**WHAT YOU WILL DO**
Reproduce the listing below exactly. Pictures do not belong in the copy.

start RECORDS FOR THE TASK

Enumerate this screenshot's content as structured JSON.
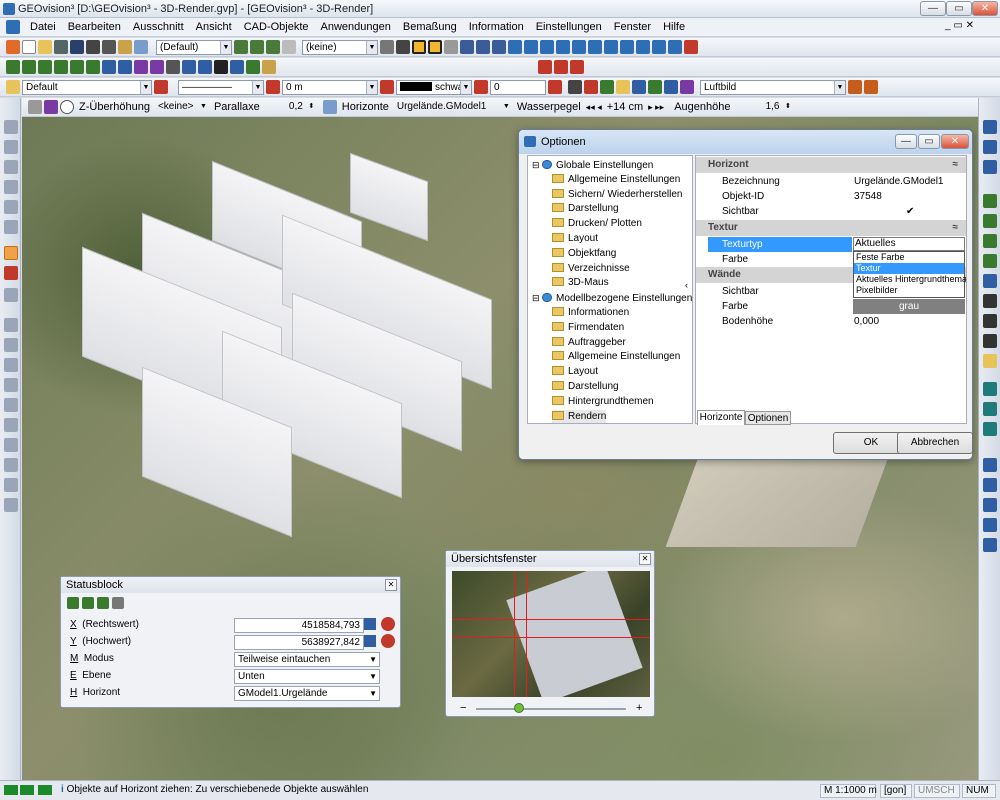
{
  "window": {
    "title": "GEOvision³ [D:\\GEOvision³ - 3D-Render.gvp] - [GEOvision³ - 3D-Render]",
    "min": "—",
    "max": "▭",
    "close": "✕"
  },
  "menu": [
    "Datei",
    "Bearbeiten",
    "Ausschnitt",
    "Ansicht",
    "CAD-Objekte",
    "Anwendungen",
    "Bemaßung",
    "Information",
    "Einstellungen",
    "Fenster",
    "Hilfe"
  ],
  "toolbar1": {
    "layer_select": "(Default)",
    "filter_select": "(keine)"
  },
  "toolbar3": {
    "style_select": "Default",
    "linetype": "—————",
    "width_value": "0 m",
    "color_name": "schwarz",
    "offset_value": "0",
    "background_select": "Luftbild"
  },
  "toolbar4": {
    "z_label": "Z-Überhöhung",
    "z_value": "<keine>",
    "parallax_label": "Parallaxe",
    "parallax_value": "0,2",
    "horizont_label": "Horizonte",
    "horizont_value": "Urgelände.GModel1",
    "wasser_label": "Wasserpegel",
    "wasser_value": "+14 cm",
    "augen_label": "Augenhöhe",
    "augen_value": "1,6"
  },
  "options": {
    "title": "Optionen",
    "tree": [
      {
        "label": "Globale Einstellungen",
        "level": 0
      },
      {
        "label": "Allgemeine Einstellungen",
        "level": 1
      },
      {
        "label": "Sichern/ Wiederherstellen",
        "level": 1
      },
      {
        "label": "Darstellung",
        "level": 1
      },
      {
        "label": "Drucken/ Plotten",
        "level": 1
      },
      {
        "label": "Layout",
        "level": 1
      },
      {
        "label": "Objektfang",
        "level": 1
      },
      {
        "label": "Verzeichnisse",
        "level": 1
      },
      {
        "label": "3D-Maus",
        "level": 1
      },
      {
        "label": "Modellbezogene Einstellungen",
        "level": 0
      },
      {
        "label": "Informationen",
        "level": 1
      },
      {
        "label": "Firmendaten",
        "level": 1
      },
      {
        "label": "Auftraggeber",
        "level": 1
      },
      {
        "label": "Allgemeine Einstellungen",
        "level": 1
      },
      {
        "label": "Layout",
        "level": 1
      },
      {
        "label": "Darstellung",
        "level": 1
      },
      {
        "label": "Hintergrundthemen",
        "level": 1
      },
      {
        "label": "Rendern",
        "level": 1
      }
    ],
    "cat_horizont": "Horizont",
    "bez_k": "Bezeichnung",
    "bez_v": "Urgelände.GModel1",
    "id_k": "Objekt-ID",
    "id_v": "37548",
    "sicht_k": "Sichtbar",
    "sicht_v": "✔",
    "cat_textur": "Textur",
    "typ_k": "Texturtyp",
    "typ_v": "Aktuelles Hintergrundthem",
    "farbe_k": "Farbe",
    "dropdown": [
      "Feste Farbe",
      "Textur",
      "Aktuelles Hintergrundthema",
      "Pixelbilder"
    ],
    "cat_waende": "Wände",
    "w_sicht_k": "Sichtbar",
    "w_farbe_k": "Farbe",
    "w_farbe_v": "grau",
    "boden_k": "Bodenhöhe",
    "boden_v": "0,000",
    "tab1": "Horizonte",
    "tab2": "Optionen",
    "ok": "OK",
    "cancel": "Abbrechen",
    "collapse": "≈"
  },
  "statusblock": {
    "title": "Statusblock",
    "rows": [
      {
        "key": "X",
        "label": "(Rechtswert)",
        "value": "4518584,793"
      },
      {
        "key": "Y",
        "label": "(Hochwert)",
        "value": "5638927,842"
      },
      {
        "key": "M",
        "label": "Modus",
        "value": "Teilweise eintauchen"
      },
      {
        "key": "E",
        "label": "Ebene",
        "value": "Unten"
      },
      {
        "key": "H",
        "label": "Horizont",
        "value": "GModel1.Urgelände"
      }
    ]
  },
  "overview": {
    "title": "Übersichtsfenster",
    "minus": "−",
    "plus": "+"
  },
  "statusbar": {
    "message": "Objekte auf Horizont ziehen: Zu verschiebenede Objekte auswählen",
    "scale": "M 1:1000 m",
    "unit": "[gon]",
    "umsch": "UMSCH",
    "num": "NUM"
  }
}
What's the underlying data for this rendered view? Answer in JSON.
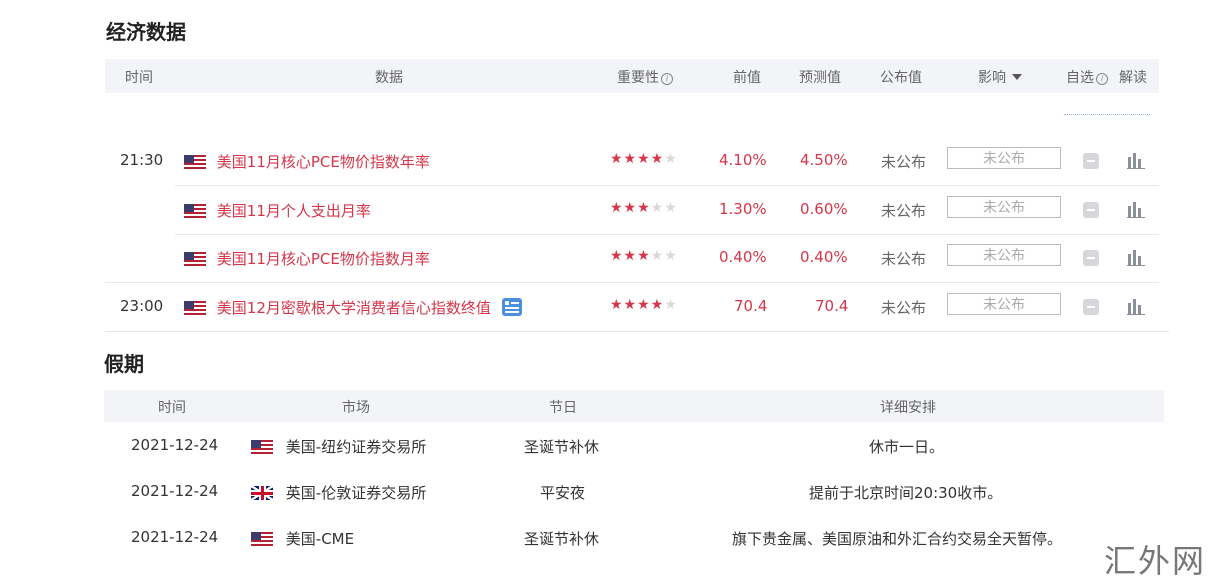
{
  "economic": {
    "title": "经济数据",
    "headers": {
      "time": "时间",
      "data": "数据",
      "importance": "重要性",
      "previous": "前值",
      "forecast": "预测值",
      "actual": "公布值",
      "impact": "影响",
      "watch": "自选",
      "interpret": "解读"
    },
    "rows": [
      {
        "time": "21:30",
        "flag": "us",
        "name": "美国11月核心PCE物价指数年率",
        "stars": 4,
        "previous": "4.10%",
        "forecast": "4.50%",
        "actual": "未公布",
        "impact": "未公布"
      },
      {
        "time": "",
        "flag": "us",
        "name": "美国11月个人支出月率",
        "stars": 3,
        "previous": "1.30%",
        "forecast": "0.60%",
        "actual": "未公布",
        "impact": "未公布"
      },
      {
        "time": "",
        "flag": "us",
        "name": "美国11月核心PCE物价指数月率",
        "stars": 3,
        "previous": "0.40%",
        "forecast": "0.40%",
        "actual": "未公布",
        "impact": "未公布"
      },
      {
        "time": "23:00",
        "flag": "us",
        "name": "美国12月密歇根大学消费者信心指数终值",
        "stars": 4,
        "previous": "70.4",
        "forecast": "70.4",
        "actual": "未公布",
        "impact": "未公布",
        "has_calendar_icon": true
      }
    ]
  },
  "holidays": {
    "title": "假期",
    "headers": {
      "time": "时间",
      "market": "市场",
      "holiday": "节日",
      "details": "详细安排"
    },
    "rows": [
      {
        "date": "2021-12-24",
        "flag": "us",
        "market": "美国-纽约证券交易所",
        "holiday": "圣诞节补休",
        "details": "休市一日。"
      },
      {
        "date": "2021-12-24",
        "flag": "uk",
        "market": "英国-伦敦证券交易所",
        "holiday": "平安夜",
        "details": "提前于北京时间20:30收市。"
      },
      {
        "date": "2021-12-24",
        "flag": "us",
        "market": "美国-CME",
        "holiday": "圣诞节补休",
        "details": "旗下贵金属、美国原油和外汇合约交易全天暂停。"
      }
    ]
  },
  "watermark_text": "汇外网",
  "colors": {
    "accent_red": "#d6354a",
    "header_bg": "#f2f4f8"
  }
}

end RECORDS FOR THE TASK

**EXERCISE RESPONSE**
Enumerate this screenshot's content as structured JSON.
{
  "window": {
    "title": "GEOvision³ [D:\\GEOvision³ - 3D-Render.gvp] - [GEOvision³ - 3D-Render]",
    "min": "—",
    "max": "▭",
    "close": "✕"
  },
  "menu": [
    "Datei",
    "Bearbeiten",
    "Ausschnitt",
    "Ansicht",
    "CAD-Objekte",
    "Anwendungen",
    "Bemaßung",
    "Information",
    "Einstellungen",
    "Fenster",
    "Hilfe"
  ],
  "toolbar1": {
    "layer_select": "(Default)",
    "filter_select": "(keine)"
  },
  "toolbar3": {
    "style_select": "Default",
    "linetype": "—————",
    "width_value": "0 m",
    "color_name": "schwarz",
    "offset_value": "0",
    "background_select": "Luftbild"
  },
  "toolbar4": {
    "z_label": "Z-Überhöhung",
    "z_value": "<keine>",
    "parallax_label": "Parallaxe",
    "parallax_value": "0,2",
    "horizont_label": "Horizonte",
    "horizont_value": "Urgelände.GModel1",
    "wasser_label": "Wasserpegel",
    "wasser_value": "+14 cm",
    "augen_label": "Augenhöhe",
    "augen_value": "1,6"
  },
  "options": {
    "title": "Optionen",
    "tree": [
      {
        "label": "Globale Einstellungen",
        "level": 0
      },
      {
        "label": "Allgemeine Einstellungen",
        "level": 1
      },
      {
        "label": "Sichern/ Wiederherstellen",
        "level": 1
      },
      {
        "label": "Darstellung",
        "level": 1
      },
      {
        "label": "Drucken/ Plotten",
        "level": 1
      },
      {
        "label": "Layout",
        "level": 1
      },
      {
        "label": "Objektfang",
        "level": 1
      },
      {
        "label": "Verzeichnisse",
        "level": 1
      },
      {
        "label": "3D-Maus",
        "level": 1
      },
      {
        "label": "Modellbezogene Einstellungen",
        "level": 0
      },
      {
        "label": "Informationen",
        "level": 1
      },
      {
        "label": "Firmendaten",
        "level": 1
      },
      {
        "label": "Auftraggeber",
        "level": 1
      },
      {
        "label": "Allgemeine Einstellungen",
        "level": 1
      },
      {
        "label": "Layout",
        "level": 1
      },
      {
        "label": "Darstellung",
        "level": 1
      },
      {
        "label": "Hintergrundthemen",
        "level": 1
      },
      {
        "label": "Rendern",
        "level": 1
      }
    ],
    "cat_horizont": "Horizont",
    "bez_k": "Bezeichnung",
    "bez_v": "Urgelände.GModel1",
    "id_k": "Objekt-ID",
    "id_v": "37548",
    "sicht_k": "Sichtbar",
    "sicht_v": "✔",
    "cat_textur": "Textur",
    "typ_k": "Texturtyp",
    "typ_v": "Aktuelles Hintergrundthem",
    "farbe_k": "Farbe",
    "dropdown": [
      "Feste Farbe",
      "Textur",
      "Aktuelles Hintergrundthema",
      "Pixelbilder"
    ],
    "cat_waende": "Wände",
    "w_sicht_k": "Sichtbar",
    "w_farbe_k": "Farbe",
    "w_farbe_v": "grau",
    "boden_k": "Bodenhöhe",
    "boden_v": "0,000",
    "tab1": "Horizonte",
    "tab2": "Optionen",
    "ok": "OK",
    "cancel": "Abbrechen",
    "collapse": "≈"
  },
  "statusblock": {
    "title": "Statusblock",
    "rows": [
      {
        "key": "X",
        "label": "(Rechtswert)",
        "value": "4518584,793"
      },
      {
        "key": "Y",
        "label": "(Hochwert)",
        "value": "5638927,842"
      },
      {
        "key": "M",
        "label": "Modus",
        "value": "Teilweise eintauchen"
      },
      {
        "key": "E",
        "label": "Ebene",
        "value": "Unten"
      },
      {
        "key": "H",
        "label": "Horizont",
        "value": "GModel1.Urgelände"
      }
    ]
  },
  "overview": {
    "title": "Übersichtsfenster",
    "minus": "−",
    "plus": "+"
  },
  "statusbar": {
    "message": "Objekte auf Horizont ziehen: Zu verschiebenede Objekte auswählen",
    "scale": "M 1:1000 m",
    "unit": "[gon]",
    "umsch": "UMSCH",
    "num": "NUM"
  }
}
What's the underlying data for this rendered view? Answer in JSON.
{
  "economic": {
    "title": "经济数据",
    "headers": {
      "time": "时间",
      "data": "数据",
      "importance": "重要性",
      "previous": "前值",
      "forecast": "预测值",
      "actual": "公布值",
      "impact": "影响",
      "watch": "自选",
      "interpret": "解读"
    },
    "rows": [
      {
        "time": "21:30",
        "flag": "us",
        "name": "美国11月核心PCE物价指数年率",
        "stars": 4,
        "previous": "4.10%",
        "forecast": "4.50%",
        "actual": "未公布",
        "impact": "未公布"
      },
      {
        "time": "",
        "flag": "us",
        "name": "美国11月个人支出月率",
        "stars": 3,
        "previous": "1.30%",
        "forecast": "0.60%",
        "actual": "未公布",
        "impact": "未公布"
      },
      {
        "time": "",
        "flag": "us",
        "name": "美国11月核心PCE物价指数月率",
        "stars": 3,
        "previous": "0.40%",
        "forecast": "0.40%",
        "actual": "未公布",
        "impact": "未公布"
      },
      {
        "time": "23:00",
        "flag": "us",
        "name": "美国12月密歇根大学消费者信心指数终值",
        "stars": 4,
        "previous": "70.4",
        "forecast": "70.4",
        "actual": "未公布",
        "impact": "未公布",
        "has_calendar_icon": true
      }
    ]
  },
  "holidays": {
    "title": "假期",
    "headers": {
      "time": "时间",
      "market": "市场",
      "holiday": "节日",
      "details": "详细安排"
    },
    "rows": [
      {
        "date": "2021-12-24",
        "flag": "us",
        "market": "美国-纽约证券交易所",
        "holiday": "圣诞节补休",
        "details": "休市一日。"
      },
      {
        "date": "2021-12-24",
        "flag": "uk",
        "market": "英国-伦敦证券交易所",
        "holiday": "平安夜",
        "details": "提前于北京时间20:30收市。"
      },
      {
        "date": "2021-12-24",
        "flag": "us",
        "market": "美国-CME",
        "holiday": "圣诞节补休",
        "details": "旗下贵金属、美国原油和外汇合约交易全天暂停。"
      }
    ]
  },
  "watermark_text": "汇外网",
  "colors": {
    "accent_red": "#d6354a",
    "header_bg": "#f2f4f8"
  }
}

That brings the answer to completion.